What the task asks: Write out each line of the listing as it stands, without the images.

Records to use:
┏━━

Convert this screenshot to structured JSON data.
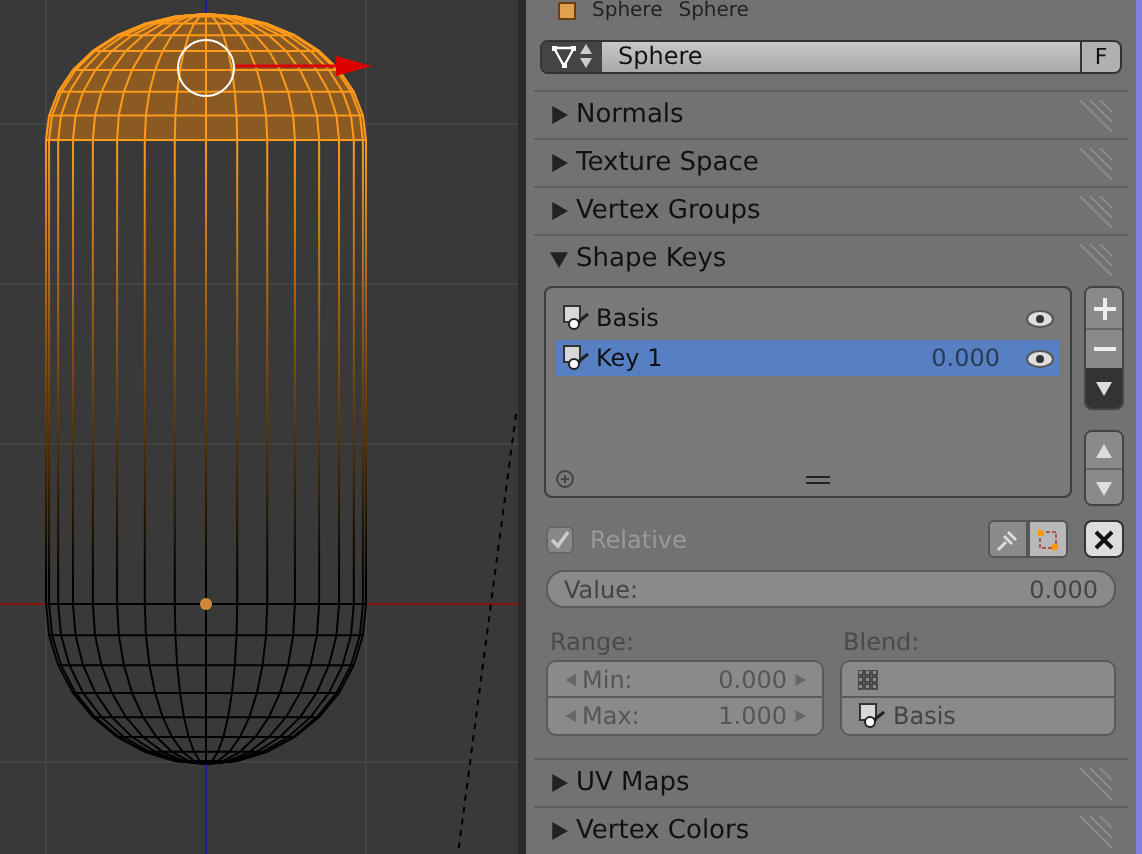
{
  "breadcrumb": [
    "Sphere",
    "Sphere"
  ],
  "mesh_selector": {
    "name": "Sphere",
    "fake_user": "F"
  },
  "panels": [
    {
      "title": "Normals",
      "expanded": false
    },
    {
      "title": "Texture Space",
      "expanded": false
    },
    {
      "title": "Vertex Groups",
      "expanded": false
    },
    {
      "title": "Shape Keys",
      "expanded": true
    }
  ],
  "shape_keys": [
    {
      "name": "Basis",
      "selected": false
    },
    {
      "name": "Key 1",
      "value": "0.000",
      "selected": true
    }
  ],
  "relative": {
    "label": "Relative",
    "checked": true
  },
  "value": {
    "label": "Value:",
    "value": "0.000"
  },
  "range": {
    "label": "Range:",
    "min_label": "Min:",
    "min": "0.000",
    "max_label": "Max:",
    "max": "1.000"
  },
  "blend": {
    "label": "Blend:",
    "shape": "Basis"
  },
  "lower_panels": [
    {
      "title": "UV Maps",
      "expanded": false
    },
    {
      "title": "Vertex Colors",
      "expanded": false
    }
  ]
}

┗━━

Response to this exercise:
Convert this screenshot to structured JSON data.
{
  "breadcrumb": [
    "Sphere",
    "Sphere"
  ],
  "mesh_selector": {
    "name": "Sphere",
    "fake_user": "F"
  },
  "panels": [
    {
      "title": "Normals",
      "expanded": false
    },
    {
      "title": "Texture Space",
      "expanded": false
    },
    {
      "title": "Vertex Groups",
      "expanded": false
    },
    {
      "title": "Shape Keys",
      "expanded": true
    }
  ],
  "shape_keys": [
    {
      "name": "Basis",
      "selected": false
    },
    {
      "name": "Key 1",
      "value": "0.000",
      "selected": true
    }
  ],
  "relative": {
    "label": "Relative",
    "checked": true
  },
  "value": {
    "label": "Value:",
    "value": "0.000"
  },
  "range": {
    "label": "Range:",
    "min_label": "Min:",
    "min": "0.000",
    "max_label": "Max:",
    "max": "1.000"
  },
  "blend": {
    "label": "Blend:",
    "shape": "Basis"
  },
  "lower_panels": [
    {
      "title": "UV Maps",
      "expanded": false
    },
    {
      "title": "Vertex Colors",
      "expanded": false
    }
  ]
}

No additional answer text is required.